MATERIAL SHOWN:
•••••

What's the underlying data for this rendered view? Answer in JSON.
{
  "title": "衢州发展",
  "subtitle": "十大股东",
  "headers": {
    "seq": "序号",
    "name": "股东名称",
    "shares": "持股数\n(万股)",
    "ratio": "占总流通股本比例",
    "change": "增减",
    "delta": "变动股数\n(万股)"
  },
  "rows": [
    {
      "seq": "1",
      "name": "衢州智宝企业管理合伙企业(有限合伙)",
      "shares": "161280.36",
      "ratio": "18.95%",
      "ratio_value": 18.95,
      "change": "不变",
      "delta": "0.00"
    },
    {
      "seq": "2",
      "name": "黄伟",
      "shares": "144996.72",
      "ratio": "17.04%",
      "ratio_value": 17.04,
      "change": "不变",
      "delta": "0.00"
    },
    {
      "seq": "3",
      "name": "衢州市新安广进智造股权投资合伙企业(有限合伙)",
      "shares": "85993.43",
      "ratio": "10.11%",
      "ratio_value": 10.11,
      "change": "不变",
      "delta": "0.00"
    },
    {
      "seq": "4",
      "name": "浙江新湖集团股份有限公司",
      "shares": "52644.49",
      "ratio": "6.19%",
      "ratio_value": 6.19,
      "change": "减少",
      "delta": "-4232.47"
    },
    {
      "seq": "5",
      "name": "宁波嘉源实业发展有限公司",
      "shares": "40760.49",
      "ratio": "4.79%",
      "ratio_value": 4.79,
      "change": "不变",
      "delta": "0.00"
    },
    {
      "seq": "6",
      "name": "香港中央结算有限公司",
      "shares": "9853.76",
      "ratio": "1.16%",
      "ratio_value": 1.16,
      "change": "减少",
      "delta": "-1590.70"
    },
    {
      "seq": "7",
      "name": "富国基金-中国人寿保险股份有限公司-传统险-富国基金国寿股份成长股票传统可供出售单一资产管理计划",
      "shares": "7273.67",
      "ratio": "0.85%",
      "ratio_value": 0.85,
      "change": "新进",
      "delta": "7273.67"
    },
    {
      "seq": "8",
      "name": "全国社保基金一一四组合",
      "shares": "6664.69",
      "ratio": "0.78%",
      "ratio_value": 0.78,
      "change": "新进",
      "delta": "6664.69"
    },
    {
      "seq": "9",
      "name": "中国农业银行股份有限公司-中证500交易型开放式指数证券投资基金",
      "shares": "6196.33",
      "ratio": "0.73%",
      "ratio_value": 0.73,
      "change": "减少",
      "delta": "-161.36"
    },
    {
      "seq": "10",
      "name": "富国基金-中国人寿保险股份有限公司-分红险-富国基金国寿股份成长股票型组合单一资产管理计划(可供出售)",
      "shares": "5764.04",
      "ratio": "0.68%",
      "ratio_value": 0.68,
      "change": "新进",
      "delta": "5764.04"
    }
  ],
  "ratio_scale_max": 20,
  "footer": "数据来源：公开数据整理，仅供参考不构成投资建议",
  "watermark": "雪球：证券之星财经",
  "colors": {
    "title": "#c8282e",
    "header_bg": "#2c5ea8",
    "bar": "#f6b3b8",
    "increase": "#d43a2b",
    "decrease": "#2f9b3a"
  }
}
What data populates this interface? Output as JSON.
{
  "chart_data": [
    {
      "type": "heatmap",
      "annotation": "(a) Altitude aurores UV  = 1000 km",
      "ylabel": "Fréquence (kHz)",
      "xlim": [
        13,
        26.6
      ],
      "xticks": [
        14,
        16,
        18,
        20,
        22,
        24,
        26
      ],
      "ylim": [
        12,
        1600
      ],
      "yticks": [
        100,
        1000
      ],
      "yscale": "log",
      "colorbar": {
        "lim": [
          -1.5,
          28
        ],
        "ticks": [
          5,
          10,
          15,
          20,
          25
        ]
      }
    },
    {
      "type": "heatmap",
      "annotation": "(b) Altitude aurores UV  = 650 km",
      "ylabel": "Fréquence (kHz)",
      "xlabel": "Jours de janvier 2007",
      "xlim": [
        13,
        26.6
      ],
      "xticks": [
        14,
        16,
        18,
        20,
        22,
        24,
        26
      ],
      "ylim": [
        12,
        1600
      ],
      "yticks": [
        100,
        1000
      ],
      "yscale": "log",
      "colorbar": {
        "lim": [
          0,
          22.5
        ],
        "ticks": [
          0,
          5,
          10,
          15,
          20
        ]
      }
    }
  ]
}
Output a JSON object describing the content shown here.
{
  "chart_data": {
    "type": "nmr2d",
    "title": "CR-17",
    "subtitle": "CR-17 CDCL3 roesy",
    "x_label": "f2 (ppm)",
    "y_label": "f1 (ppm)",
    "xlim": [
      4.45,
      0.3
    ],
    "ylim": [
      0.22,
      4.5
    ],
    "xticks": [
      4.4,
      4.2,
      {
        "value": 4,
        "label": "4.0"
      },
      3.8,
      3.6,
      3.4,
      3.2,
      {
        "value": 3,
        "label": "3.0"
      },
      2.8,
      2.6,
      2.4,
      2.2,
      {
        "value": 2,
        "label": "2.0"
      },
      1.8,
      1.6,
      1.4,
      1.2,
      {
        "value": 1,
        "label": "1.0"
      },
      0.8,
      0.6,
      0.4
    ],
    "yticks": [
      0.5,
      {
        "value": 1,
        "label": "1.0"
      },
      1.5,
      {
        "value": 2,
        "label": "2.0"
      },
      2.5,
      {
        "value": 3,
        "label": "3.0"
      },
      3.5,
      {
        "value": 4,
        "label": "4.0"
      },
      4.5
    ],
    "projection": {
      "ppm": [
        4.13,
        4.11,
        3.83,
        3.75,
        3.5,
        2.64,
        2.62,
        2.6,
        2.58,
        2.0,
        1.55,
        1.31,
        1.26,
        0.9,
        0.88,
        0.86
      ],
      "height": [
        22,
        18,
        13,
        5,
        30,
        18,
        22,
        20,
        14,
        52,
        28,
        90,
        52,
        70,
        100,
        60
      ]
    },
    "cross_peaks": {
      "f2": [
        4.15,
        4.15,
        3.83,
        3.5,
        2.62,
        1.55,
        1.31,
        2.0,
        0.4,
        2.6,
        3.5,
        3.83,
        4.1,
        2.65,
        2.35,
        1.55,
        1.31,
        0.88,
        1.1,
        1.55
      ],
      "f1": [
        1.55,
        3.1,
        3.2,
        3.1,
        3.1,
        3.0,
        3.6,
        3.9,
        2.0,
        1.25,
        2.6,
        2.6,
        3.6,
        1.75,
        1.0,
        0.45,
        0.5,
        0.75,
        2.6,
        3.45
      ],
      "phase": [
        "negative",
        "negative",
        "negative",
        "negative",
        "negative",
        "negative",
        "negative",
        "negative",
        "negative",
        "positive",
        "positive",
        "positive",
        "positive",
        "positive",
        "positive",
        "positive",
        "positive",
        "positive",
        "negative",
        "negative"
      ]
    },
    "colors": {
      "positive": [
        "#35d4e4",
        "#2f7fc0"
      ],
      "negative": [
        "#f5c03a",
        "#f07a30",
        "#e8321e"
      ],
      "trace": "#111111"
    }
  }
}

•••••

INSTRUCTIONS TO FOLLOW: Work out how many lines of the data above contain the string "annotation" and give the number alone.

SOLUTION BELOW: 2